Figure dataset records
* * * * *

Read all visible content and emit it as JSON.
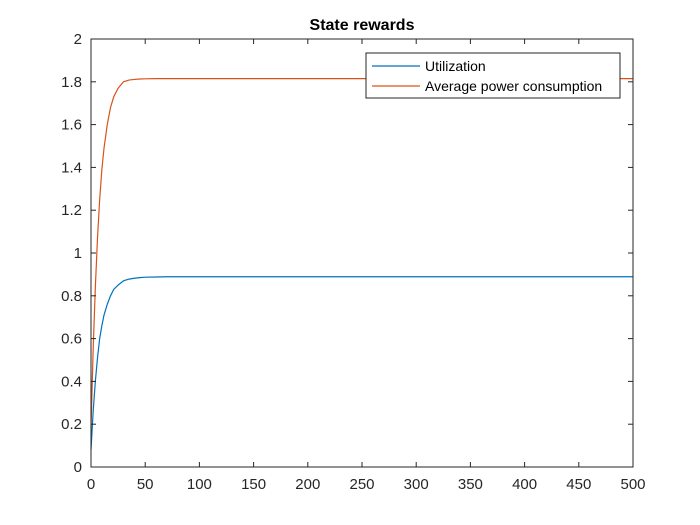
{
  "chart_data": {
    "type": "line",
    "title": "State rewards",
    "xlabel": "",
    "ylabel": "",
    "xlim": [
      0,
      500
    ],
    "ylim": [
      0,
      2
    ],
    "xticks": [
      0,
      50,
      100,
      150,
      200,
      250,
      300,
      350,
      400,
      450,
      500
    ],
    "yticks": [
      0,
      0.2,
      0.4,
      0.6,
      0.8,
      1,
      1.2,
      1.4,
      1.6,
      1.8,
      2
    ],
    "grid": false,
    "legend_position": "top-right",
    "series": [
      {
        "name": "Utilization",
        "color": "#0072BD",
        "x": [
          0,
          2,
          4,
          6,
          8,
          10,
          12,
          15,
          18,
          21,
          25,
          30,
          35,
          40,
          45,
          50,
          60,
          70,
          80,
          100,
          150,
          200,
          300,
          400,
          500
        ],
        "y": [
          0.08,
          0.26,
          0.4,
          0.51,
          0.6,
          0.66,
          0.71,
          0.76,
          0.8,
          0.83,
          0.85,
          0.87,
          0.878,
          0.882,
          0.885,
          0.887,
          0.888,
          0.889,
          0.889,
          0.889,
          0.889,
          0.889,
          0.889,
          0.889,
          0.889
        ]
      },
      {
        "name": "Average power consumption",
        "color": "#D95319",
        "x": [
          0,
          2,
          4,
          6,
          8,
          10,
          12,
          15,
          18,
          21,
          25,
          30,
          35,
          40,
          45,
          50,
          60,
          70,
          80,
          100,
          150,
          200,
          300,
          400,
          500
        ],
        "y": [
          0.18,
          0.55,
          0.84,
          1.07,
          1.25,
          1.39,
          1.49,
          1.6,
          1.68,
          1.73,
          1.77,
          1.8,
          1.808,
          1.811,
          1.813,
          1.814,
          1.815,
          1.815,
          1.815,
          1.815,
          1.815,
          1.815,
          1.815,
          1.815,
          1.815
        ]
      }
    ]
  }
}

* * * * *

Pull every line containing the word "name" out of the entries above.

        "name": "Utilization",
        "name": "Average power consumption",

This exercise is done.